Trecho apresentado -
“Louvado sejas, meu Senhor, por nossa irmã a mãe Terra que nos sustenta e governa. E produz frutos diversos e coloridas flores e ervas”.
Virtudes e valores: autoridade e serviço, atenção às necessidades do outro, dispor-se a ser cuidado, animação e organização da vida fraterna, sentido de comunhão e partilha.
Chegamos ao louvor que Francisco dirige ao Senhor por nossa irmã a mãe terra, continuando a reflexão acerca do Cântico das Criaturas. Conforme Celano, a boca de Francisco falava da profusão do coração (1Cel 115). O Cântico é, portanto, o transbordamento da largueza e abundância interior de Francisco. O santo inicia o Cântico dirigindo-se ao Altíssimo e com humildade, e porque é humilde, reconhece a grandeza indizível do Senhor, tão grande que ninguém é digno de mencionar. Diante de tal grandeza, e com os olhos fixos nela, volta também o olhar para o cosmos, para todas as criaturas, cantando por e com todas elas os louvores do Senhor. Gradualmente Francisco volta seu olhar para baixo, em movimento descendente, reconhecendo-se irmão de todos os criados passando pelos astros, vento, ar, nuvens, água, fogo, chegando à terra, nossa irmã a mãe terra.

Tarefa breve - Transcreva, do texto sobre o Cântico das Criaturas, o trecho que vai de "Virtudes e valores: autoridade" até "comunhão e partilha.".

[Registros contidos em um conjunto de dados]
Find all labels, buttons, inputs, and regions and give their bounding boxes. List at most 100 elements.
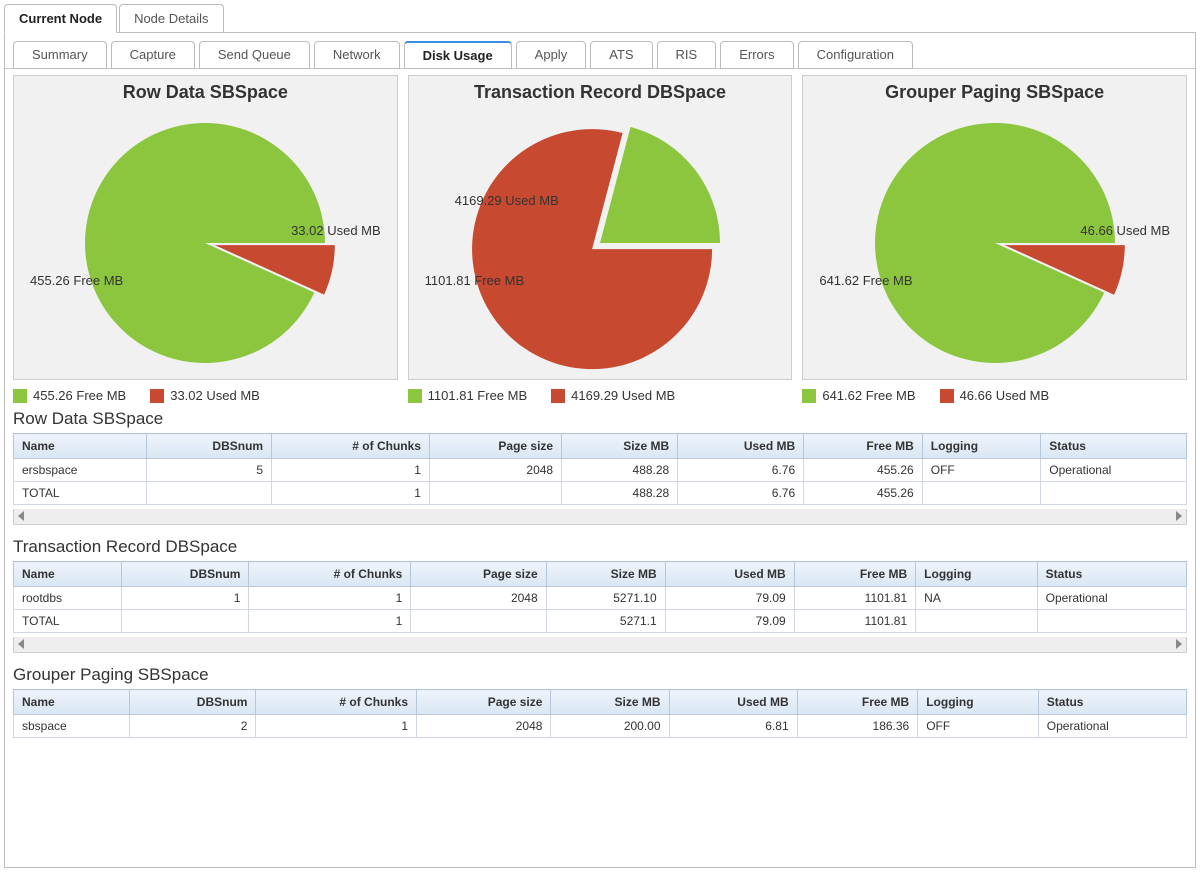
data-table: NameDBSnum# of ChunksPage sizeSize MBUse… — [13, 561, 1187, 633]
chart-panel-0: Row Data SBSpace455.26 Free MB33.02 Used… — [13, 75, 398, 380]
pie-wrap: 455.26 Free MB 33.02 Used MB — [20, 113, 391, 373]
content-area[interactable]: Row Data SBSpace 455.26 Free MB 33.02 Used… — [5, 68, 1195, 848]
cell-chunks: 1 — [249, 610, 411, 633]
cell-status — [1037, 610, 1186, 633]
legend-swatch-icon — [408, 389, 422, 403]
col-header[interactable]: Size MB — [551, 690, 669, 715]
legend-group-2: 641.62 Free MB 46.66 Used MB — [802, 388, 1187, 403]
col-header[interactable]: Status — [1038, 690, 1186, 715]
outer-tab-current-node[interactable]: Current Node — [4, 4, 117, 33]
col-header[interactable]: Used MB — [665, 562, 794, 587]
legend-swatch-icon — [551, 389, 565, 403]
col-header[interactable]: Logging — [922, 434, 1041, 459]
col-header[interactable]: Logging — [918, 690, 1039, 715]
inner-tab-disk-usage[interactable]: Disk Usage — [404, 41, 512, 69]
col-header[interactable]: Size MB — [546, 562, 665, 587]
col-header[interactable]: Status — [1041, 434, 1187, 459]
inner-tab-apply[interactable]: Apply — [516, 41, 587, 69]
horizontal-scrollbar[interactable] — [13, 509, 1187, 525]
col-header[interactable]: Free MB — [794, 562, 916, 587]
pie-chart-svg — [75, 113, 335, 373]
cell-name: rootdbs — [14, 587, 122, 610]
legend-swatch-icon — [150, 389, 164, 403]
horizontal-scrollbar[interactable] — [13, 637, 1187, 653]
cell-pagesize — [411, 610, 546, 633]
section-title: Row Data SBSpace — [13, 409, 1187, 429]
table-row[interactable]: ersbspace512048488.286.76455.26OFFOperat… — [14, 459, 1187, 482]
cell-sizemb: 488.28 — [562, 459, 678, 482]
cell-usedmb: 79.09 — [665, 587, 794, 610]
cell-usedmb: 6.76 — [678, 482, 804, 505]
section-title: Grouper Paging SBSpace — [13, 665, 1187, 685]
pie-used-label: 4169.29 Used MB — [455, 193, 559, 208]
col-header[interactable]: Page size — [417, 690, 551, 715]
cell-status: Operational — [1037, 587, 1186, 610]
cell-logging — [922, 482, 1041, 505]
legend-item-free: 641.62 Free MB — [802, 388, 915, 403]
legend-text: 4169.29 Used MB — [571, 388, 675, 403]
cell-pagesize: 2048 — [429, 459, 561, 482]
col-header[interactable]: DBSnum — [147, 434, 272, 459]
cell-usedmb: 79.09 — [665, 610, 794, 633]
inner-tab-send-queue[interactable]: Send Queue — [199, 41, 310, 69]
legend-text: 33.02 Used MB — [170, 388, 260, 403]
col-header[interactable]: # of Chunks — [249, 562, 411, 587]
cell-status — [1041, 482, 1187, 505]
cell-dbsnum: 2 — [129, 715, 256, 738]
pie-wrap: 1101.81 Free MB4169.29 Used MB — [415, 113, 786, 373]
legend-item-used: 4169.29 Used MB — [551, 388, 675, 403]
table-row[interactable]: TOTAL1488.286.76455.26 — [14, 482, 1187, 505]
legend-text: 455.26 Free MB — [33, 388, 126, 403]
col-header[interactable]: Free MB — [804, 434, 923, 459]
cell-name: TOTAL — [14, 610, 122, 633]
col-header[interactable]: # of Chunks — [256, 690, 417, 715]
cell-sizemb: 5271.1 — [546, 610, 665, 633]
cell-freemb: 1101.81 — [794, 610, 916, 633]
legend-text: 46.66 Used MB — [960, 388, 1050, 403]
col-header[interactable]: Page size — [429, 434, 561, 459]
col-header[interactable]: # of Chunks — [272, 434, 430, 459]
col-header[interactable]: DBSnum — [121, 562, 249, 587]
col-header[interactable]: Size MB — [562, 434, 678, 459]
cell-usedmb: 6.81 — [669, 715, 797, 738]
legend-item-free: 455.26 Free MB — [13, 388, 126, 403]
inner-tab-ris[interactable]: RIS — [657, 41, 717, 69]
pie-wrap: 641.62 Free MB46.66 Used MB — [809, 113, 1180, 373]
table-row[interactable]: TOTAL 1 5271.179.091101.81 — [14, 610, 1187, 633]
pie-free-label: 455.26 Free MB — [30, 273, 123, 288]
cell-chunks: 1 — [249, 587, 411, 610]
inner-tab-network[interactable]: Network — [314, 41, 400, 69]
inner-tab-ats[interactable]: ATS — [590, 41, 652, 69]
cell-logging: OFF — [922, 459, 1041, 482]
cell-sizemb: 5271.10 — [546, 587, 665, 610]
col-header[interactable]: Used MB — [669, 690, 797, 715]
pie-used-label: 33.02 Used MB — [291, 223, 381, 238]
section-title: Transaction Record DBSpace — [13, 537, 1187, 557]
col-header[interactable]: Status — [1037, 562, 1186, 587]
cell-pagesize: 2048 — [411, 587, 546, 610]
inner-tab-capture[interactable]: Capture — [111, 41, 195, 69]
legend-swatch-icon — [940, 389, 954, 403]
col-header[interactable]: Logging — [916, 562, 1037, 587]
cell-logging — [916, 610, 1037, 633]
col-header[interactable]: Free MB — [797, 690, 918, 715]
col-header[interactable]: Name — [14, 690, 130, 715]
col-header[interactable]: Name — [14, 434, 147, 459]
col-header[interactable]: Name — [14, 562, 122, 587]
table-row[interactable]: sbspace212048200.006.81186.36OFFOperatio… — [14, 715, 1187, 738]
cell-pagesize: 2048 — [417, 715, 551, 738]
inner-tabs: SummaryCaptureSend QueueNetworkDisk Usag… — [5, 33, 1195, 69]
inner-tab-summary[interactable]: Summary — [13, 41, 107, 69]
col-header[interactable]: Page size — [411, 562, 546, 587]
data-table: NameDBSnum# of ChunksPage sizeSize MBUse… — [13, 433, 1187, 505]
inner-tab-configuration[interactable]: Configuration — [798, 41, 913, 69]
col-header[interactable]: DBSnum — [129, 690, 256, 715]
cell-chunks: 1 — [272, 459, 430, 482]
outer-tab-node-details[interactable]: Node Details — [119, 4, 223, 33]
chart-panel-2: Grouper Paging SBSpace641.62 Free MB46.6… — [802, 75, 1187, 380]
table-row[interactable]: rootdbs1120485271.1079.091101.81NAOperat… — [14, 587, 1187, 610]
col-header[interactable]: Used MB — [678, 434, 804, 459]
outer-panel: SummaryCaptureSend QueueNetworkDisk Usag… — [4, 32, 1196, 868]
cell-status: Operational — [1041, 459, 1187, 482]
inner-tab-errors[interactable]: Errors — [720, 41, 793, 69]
==
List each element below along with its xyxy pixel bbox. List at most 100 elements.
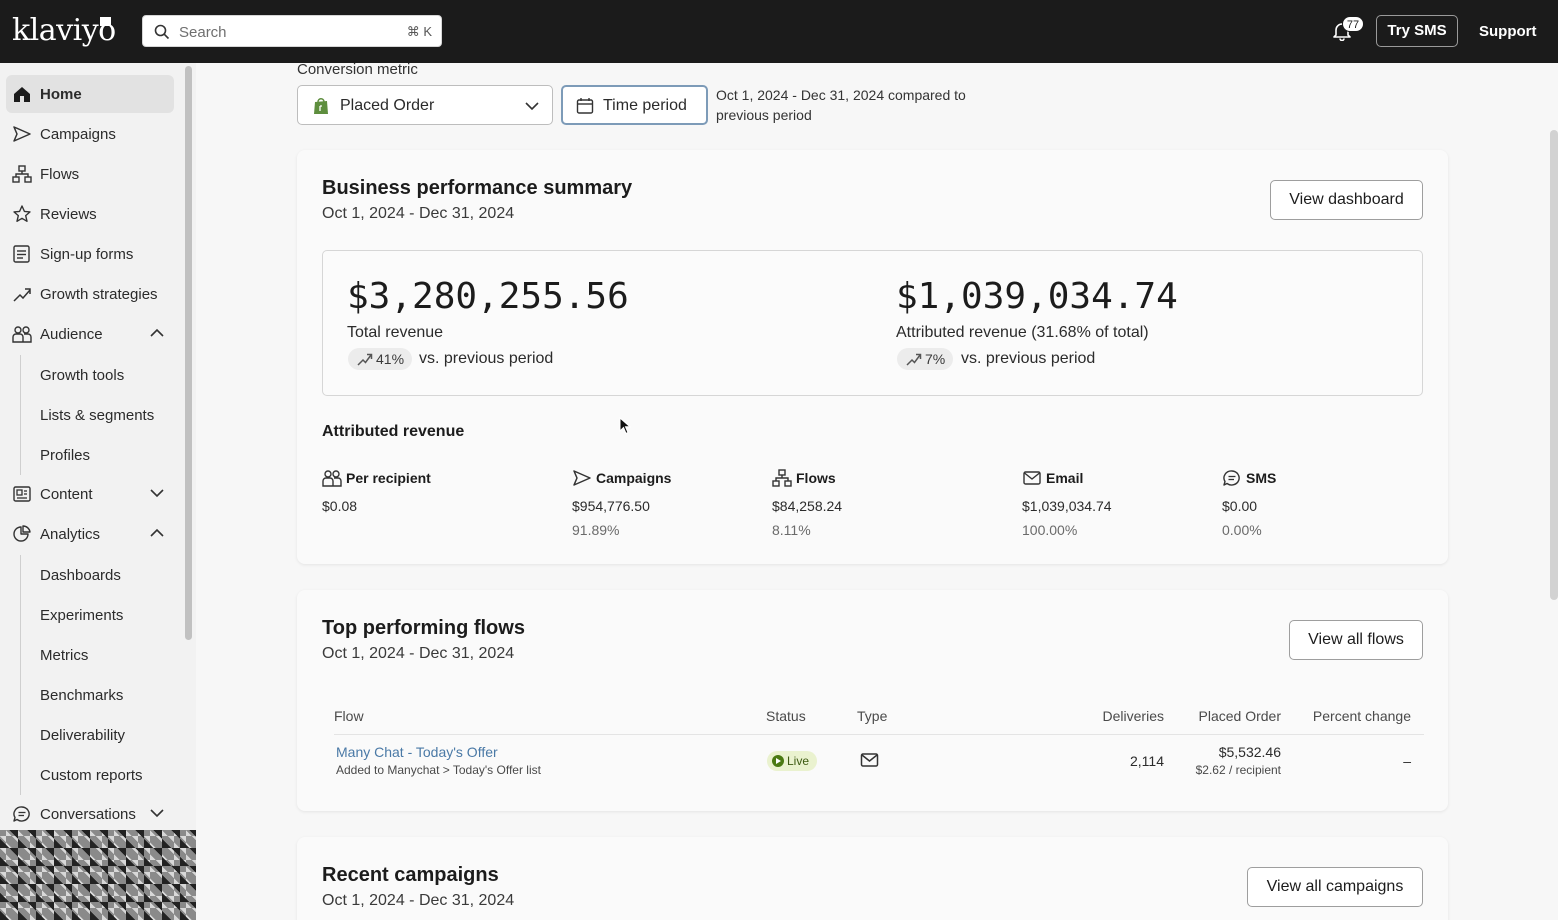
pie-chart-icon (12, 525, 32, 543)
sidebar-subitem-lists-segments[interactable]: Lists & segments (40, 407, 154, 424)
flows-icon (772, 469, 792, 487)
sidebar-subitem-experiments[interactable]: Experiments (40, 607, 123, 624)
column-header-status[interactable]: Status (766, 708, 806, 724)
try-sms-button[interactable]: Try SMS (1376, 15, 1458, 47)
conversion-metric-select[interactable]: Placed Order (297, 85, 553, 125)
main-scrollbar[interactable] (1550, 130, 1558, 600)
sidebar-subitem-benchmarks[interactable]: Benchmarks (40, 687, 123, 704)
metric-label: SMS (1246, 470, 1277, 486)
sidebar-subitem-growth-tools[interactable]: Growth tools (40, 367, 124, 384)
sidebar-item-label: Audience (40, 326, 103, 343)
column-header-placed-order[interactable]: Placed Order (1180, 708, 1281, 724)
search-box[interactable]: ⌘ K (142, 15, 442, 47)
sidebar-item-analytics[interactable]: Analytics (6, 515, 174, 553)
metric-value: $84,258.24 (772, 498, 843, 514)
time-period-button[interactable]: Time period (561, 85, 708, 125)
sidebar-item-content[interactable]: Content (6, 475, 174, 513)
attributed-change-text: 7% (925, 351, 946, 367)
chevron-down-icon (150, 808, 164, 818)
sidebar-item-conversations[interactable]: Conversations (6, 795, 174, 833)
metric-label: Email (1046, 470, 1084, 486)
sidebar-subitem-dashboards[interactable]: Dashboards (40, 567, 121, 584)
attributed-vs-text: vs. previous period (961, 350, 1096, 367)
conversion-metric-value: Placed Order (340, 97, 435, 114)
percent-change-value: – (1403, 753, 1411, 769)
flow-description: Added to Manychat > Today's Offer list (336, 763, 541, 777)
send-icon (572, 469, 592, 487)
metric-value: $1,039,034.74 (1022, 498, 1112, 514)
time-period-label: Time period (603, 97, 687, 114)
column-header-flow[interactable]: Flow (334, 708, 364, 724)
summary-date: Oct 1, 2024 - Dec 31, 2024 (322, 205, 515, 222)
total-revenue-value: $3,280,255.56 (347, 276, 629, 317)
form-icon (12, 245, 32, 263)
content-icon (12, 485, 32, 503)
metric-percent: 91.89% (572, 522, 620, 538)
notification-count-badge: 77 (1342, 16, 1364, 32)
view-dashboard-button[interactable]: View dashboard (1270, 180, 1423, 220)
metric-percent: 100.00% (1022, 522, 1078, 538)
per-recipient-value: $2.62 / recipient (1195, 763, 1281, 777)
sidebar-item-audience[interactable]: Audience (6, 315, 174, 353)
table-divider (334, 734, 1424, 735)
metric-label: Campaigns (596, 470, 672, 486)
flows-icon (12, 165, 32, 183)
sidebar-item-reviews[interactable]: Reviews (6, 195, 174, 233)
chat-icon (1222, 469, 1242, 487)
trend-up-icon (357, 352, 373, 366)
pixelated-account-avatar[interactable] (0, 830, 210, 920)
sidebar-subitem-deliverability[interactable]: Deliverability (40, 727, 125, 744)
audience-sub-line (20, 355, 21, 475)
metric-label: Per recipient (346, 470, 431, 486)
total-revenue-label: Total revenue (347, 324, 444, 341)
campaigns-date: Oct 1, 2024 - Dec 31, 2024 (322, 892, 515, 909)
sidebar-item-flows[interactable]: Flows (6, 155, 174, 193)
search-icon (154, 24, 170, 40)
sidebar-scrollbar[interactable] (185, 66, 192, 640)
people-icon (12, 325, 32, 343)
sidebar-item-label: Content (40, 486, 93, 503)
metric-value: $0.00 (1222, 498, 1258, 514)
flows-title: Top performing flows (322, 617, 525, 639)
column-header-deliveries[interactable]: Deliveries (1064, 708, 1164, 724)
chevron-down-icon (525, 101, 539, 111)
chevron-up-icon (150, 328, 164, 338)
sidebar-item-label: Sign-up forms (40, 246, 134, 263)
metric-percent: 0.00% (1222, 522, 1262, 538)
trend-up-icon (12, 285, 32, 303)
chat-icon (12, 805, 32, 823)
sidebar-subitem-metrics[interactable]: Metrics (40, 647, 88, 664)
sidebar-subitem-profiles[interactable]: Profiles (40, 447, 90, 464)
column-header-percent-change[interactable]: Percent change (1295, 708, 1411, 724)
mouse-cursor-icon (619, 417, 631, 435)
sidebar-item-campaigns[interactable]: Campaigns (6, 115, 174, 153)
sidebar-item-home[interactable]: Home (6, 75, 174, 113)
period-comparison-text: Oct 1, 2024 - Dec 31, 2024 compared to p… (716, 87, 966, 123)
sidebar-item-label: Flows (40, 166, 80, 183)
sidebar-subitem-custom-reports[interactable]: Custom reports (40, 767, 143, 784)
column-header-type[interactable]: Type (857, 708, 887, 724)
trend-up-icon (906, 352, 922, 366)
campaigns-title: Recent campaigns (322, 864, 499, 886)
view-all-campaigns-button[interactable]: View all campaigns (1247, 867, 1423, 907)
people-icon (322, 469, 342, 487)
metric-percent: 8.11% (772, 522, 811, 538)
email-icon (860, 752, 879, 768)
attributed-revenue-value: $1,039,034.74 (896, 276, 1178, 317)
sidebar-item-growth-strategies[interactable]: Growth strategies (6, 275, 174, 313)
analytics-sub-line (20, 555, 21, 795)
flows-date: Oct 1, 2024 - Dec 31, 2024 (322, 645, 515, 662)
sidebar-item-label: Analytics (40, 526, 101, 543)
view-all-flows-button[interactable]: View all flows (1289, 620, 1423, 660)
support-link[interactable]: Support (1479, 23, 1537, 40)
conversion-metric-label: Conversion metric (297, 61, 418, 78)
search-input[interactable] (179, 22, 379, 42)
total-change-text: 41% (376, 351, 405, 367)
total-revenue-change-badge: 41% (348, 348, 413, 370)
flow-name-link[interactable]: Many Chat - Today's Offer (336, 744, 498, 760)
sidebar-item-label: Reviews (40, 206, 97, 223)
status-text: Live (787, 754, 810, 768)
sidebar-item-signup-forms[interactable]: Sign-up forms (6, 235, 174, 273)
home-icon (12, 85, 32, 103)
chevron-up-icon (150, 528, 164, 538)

Solução -
Virtudes e valores: autoridade e serviço, atenção às necessidades do outro, dispor-se a ser cuidado, animação e organização da vida fraterna, sentido de comunhão e partilha.